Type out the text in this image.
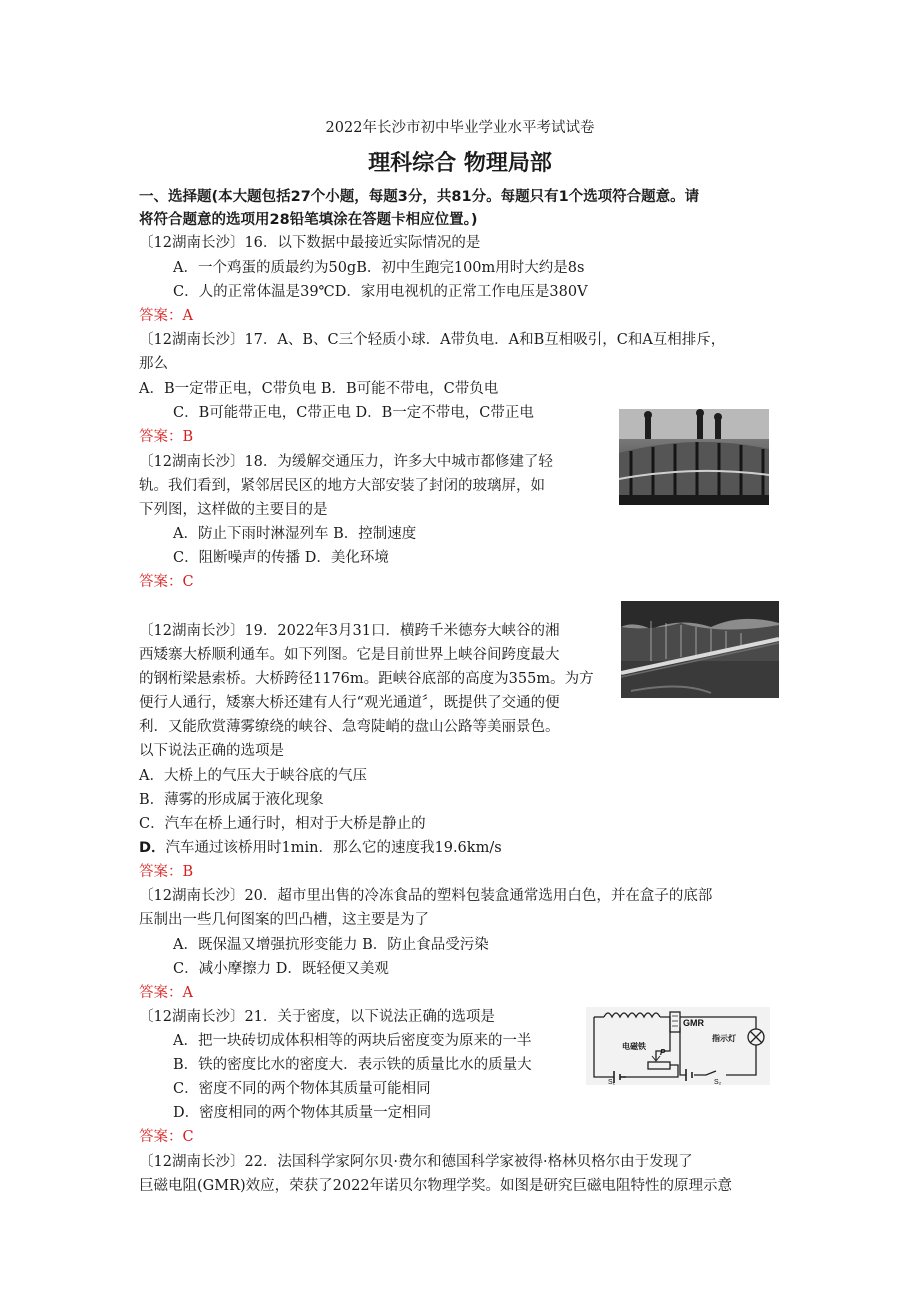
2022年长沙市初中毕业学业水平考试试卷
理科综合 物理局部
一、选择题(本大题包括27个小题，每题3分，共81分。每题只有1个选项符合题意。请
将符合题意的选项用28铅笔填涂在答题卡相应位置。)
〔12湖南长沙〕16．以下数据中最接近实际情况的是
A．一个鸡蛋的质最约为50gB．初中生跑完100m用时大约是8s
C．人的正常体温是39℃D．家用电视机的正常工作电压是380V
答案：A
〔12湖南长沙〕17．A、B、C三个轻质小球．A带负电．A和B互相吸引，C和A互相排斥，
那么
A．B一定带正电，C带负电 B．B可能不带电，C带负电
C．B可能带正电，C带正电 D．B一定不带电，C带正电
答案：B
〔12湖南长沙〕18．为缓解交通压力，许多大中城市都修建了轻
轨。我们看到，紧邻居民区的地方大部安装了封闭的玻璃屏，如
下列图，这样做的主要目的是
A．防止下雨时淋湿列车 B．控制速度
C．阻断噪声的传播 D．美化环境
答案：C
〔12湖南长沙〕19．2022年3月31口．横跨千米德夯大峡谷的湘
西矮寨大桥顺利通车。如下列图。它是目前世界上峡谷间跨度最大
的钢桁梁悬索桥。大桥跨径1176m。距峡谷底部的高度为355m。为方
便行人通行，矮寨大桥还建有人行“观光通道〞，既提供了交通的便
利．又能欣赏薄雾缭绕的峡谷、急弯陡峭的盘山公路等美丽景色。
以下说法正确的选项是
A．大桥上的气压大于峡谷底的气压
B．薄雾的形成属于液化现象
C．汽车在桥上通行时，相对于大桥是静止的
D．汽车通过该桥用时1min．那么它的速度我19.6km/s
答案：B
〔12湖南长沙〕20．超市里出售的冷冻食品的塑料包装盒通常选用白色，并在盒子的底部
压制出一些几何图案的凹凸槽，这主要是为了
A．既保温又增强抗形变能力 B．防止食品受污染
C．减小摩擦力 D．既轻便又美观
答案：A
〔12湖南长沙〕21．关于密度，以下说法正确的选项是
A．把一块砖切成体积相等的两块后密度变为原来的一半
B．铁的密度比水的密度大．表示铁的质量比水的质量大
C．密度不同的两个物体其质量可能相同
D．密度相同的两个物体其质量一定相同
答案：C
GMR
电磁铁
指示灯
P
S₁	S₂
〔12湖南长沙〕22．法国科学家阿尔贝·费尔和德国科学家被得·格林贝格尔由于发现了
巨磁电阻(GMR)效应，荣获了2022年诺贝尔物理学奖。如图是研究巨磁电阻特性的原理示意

...

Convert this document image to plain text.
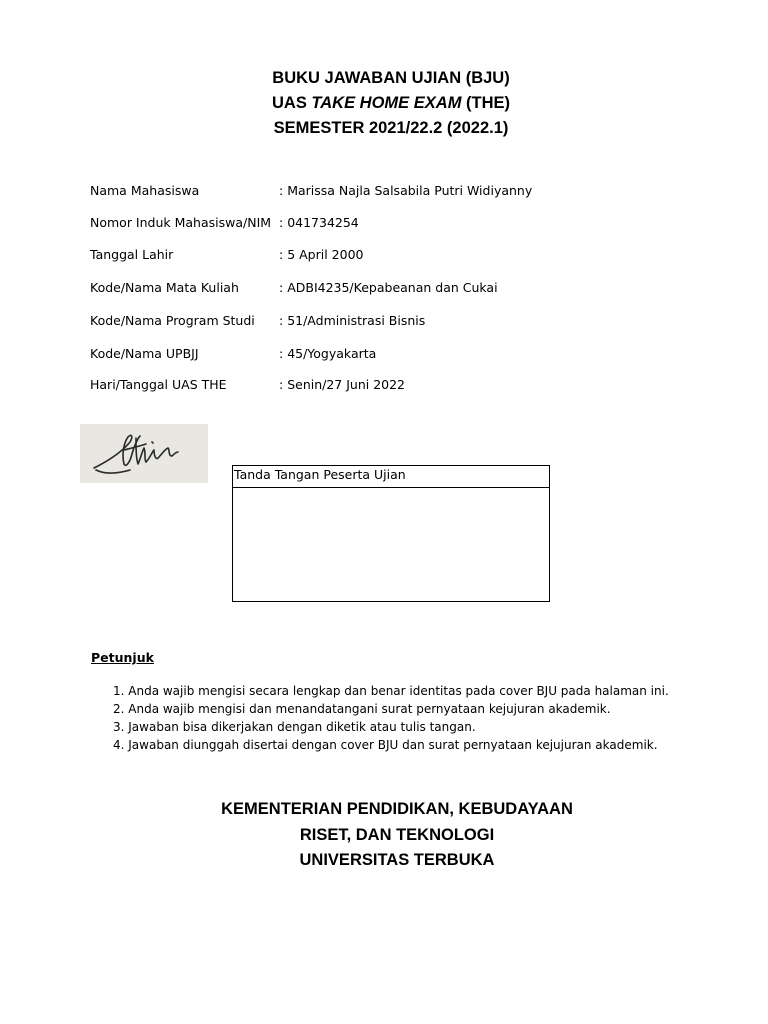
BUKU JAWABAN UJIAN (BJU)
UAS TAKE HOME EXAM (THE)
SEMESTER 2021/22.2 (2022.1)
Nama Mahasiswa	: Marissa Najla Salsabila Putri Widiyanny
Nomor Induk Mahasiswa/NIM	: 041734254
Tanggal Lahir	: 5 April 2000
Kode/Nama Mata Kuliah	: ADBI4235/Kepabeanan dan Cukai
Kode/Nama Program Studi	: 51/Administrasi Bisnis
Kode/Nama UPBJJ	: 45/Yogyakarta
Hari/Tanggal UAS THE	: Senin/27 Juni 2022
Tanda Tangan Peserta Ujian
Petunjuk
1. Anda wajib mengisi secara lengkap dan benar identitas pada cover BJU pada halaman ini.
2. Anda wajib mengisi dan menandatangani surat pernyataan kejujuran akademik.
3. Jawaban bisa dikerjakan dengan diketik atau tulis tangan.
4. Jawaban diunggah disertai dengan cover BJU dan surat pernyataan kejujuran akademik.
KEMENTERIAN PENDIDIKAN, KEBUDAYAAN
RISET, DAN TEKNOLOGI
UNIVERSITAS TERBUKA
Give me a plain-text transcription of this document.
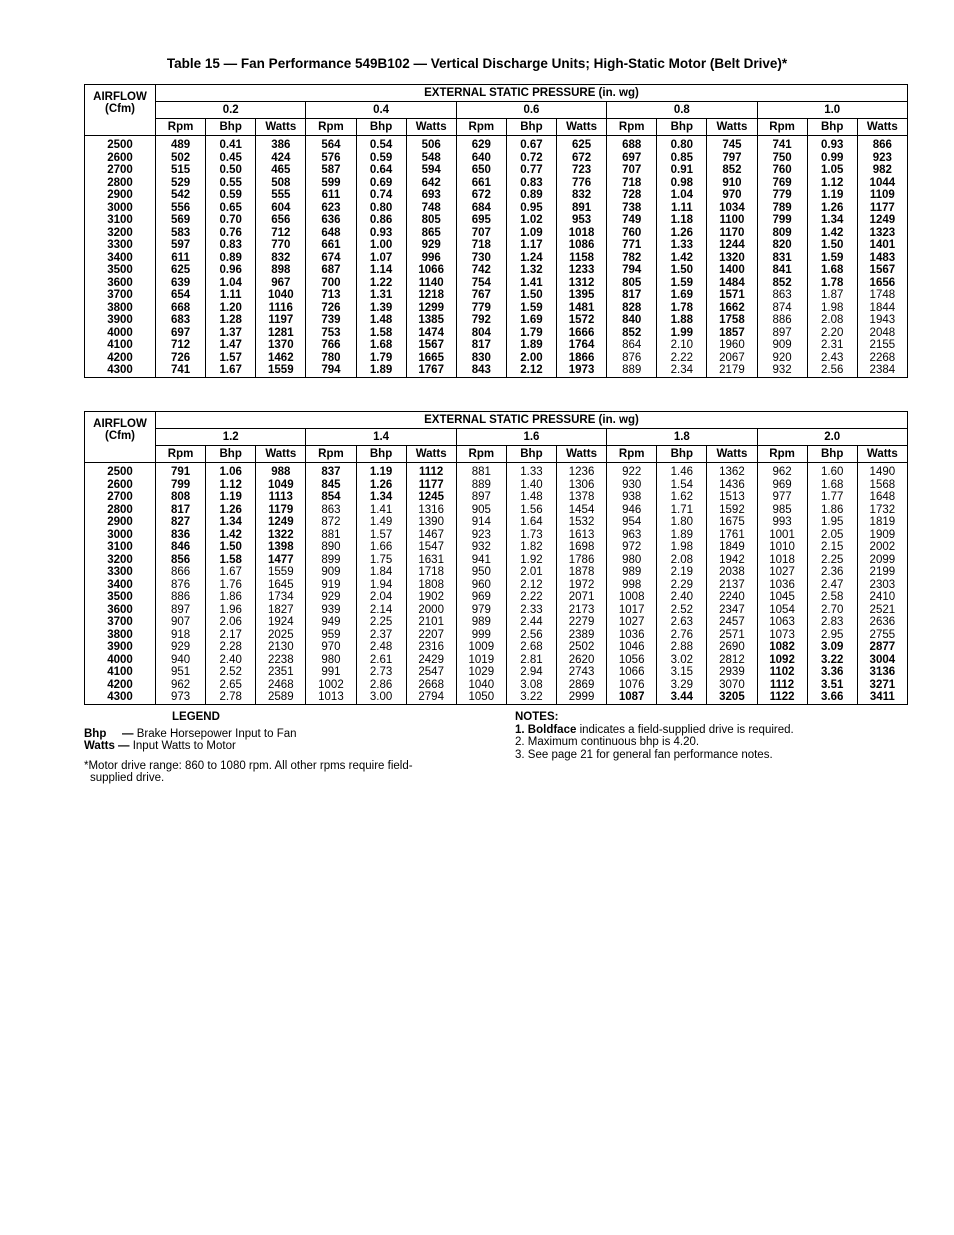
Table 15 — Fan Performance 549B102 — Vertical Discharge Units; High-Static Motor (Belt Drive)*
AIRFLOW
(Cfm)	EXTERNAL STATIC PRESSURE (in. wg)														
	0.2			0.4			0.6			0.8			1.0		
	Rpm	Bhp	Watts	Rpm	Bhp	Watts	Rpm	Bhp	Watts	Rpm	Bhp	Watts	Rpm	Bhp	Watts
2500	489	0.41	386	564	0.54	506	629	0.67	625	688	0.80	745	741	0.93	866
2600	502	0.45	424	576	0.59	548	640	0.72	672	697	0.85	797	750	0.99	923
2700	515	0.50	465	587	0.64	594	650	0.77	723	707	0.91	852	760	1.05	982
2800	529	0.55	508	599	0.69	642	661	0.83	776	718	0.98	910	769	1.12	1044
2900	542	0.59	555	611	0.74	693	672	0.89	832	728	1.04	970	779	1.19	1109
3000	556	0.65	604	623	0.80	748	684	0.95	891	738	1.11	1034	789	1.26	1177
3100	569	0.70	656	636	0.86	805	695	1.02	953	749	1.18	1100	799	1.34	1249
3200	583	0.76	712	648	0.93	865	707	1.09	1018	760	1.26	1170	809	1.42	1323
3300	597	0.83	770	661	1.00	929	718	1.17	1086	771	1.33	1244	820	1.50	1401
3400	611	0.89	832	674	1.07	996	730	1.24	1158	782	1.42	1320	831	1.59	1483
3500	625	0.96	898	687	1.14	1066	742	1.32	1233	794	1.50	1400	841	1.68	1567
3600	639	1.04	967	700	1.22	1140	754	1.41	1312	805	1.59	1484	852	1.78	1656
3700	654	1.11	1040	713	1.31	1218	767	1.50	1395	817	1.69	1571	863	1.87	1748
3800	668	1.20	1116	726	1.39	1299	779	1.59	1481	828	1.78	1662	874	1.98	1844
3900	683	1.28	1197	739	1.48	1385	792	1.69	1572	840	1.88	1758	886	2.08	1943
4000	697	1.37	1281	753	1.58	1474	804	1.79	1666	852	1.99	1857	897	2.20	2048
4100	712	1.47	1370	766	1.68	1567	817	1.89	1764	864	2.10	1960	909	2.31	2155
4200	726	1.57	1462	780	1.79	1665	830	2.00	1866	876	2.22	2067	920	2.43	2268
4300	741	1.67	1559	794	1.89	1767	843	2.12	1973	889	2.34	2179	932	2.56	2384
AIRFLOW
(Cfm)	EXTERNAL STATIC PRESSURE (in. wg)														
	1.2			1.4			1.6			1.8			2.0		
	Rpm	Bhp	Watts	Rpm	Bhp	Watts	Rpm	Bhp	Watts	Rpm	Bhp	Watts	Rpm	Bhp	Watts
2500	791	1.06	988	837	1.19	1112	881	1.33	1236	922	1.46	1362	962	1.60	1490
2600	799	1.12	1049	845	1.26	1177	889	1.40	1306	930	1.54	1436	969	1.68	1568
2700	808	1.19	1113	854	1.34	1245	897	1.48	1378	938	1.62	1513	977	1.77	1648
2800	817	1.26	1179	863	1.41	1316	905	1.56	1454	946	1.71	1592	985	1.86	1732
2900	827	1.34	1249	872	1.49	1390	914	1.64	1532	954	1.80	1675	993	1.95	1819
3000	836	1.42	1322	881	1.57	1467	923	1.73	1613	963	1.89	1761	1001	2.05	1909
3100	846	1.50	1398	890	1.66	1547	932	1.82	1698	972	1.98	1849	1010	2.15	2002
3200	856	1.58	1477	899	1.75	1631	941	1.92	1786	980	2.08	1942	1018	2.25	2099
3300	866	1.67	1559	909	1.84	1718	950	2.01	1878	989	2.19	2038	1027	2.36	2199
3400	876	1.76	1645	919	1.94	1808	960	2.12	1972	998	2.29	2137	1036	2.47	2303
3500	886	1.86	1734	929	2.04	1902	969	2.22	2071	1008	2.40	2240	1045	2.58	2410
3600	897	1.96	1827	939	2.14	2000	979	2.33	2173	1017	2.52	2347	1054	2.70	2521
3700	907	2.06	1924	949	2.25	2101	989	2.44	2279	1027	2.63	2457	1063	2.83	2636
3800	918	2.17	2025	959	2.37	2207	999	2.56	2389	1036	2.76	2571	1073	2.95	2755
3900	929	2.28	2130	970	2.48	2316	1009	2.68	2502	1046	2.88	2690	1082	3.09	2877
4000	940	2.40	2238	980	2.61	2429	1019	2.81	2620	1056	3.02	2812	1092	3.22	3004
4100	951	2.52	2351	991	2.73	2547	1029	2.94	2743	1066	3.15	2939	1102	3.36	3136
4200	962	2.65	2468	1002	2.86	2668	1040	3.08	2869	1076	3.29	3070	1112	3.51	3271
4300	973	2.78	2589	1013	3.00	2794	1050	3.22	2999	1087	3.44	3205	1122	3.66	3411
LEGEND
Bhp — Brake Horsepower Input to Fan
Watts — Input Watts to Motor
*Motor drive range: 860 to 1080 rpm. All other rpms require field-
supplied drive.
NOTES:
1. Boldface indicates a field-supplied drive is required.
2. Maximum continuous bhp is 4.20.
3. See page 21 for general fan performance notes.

*Work to be completed*. Count every line in the preceding entries where the string "Input" appears, then state only the total.

*Finished answer*. 2